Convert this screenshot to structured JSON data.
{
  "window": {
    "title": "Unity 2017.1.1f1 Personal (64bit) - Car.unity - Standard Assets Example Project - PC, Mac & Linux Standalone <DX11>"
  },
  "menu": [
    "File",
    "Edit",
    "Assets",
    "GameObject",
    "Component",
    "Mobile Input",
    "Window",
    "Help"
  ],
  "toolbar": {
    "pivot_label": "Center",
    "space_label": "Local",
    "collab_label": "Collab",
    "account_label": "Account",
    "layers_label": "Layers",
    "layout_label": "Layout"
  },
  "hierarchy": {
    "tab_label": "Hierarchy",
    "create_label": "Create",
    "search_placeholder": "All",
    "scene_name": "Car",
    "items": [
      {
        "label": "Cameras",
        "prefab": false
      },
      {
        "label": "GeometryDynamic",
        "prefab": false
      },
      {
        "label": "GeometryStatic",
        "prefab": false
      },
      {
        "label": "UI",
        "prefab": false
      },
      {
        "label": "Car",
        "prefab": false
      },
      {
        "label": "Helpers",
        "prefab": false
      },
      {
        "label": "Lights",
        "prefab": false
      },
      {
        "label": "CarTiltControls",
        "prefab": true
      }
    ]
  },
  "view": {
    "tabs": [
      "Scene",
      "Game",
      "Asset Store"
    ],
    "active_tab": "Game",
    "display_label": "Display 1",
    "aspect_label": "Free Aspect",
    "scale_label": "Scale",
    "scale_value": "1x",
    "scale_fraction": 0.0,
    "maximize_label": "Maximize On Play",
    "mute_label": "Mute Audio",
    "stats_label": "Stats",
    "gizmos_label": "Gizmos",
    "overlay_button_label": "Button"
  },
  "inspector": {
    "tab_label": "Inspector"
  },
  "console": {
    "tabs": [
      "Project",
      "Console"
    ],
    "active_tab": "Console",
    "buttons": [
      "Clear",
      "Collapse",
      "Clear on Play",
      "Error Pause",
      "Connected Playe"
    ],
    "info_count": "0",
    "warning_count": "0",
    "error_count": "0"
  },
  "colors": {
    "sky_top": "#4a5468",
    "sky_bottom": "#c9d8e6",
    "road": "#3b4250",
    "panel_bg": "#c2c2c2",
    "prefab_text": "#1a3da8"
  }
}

□ □ □ □

## GIVEN INSTRUCTION
Return all the lines that contain the string "Assets".

## OUTPUT FOR THIS EXERCISE
    "title": "Unity 2017.1.1f1 Personal (64bit) - Car.unity - Standard Assets Example Project - PC, Mac & Linux Standalone <DX11>"
    "Assets",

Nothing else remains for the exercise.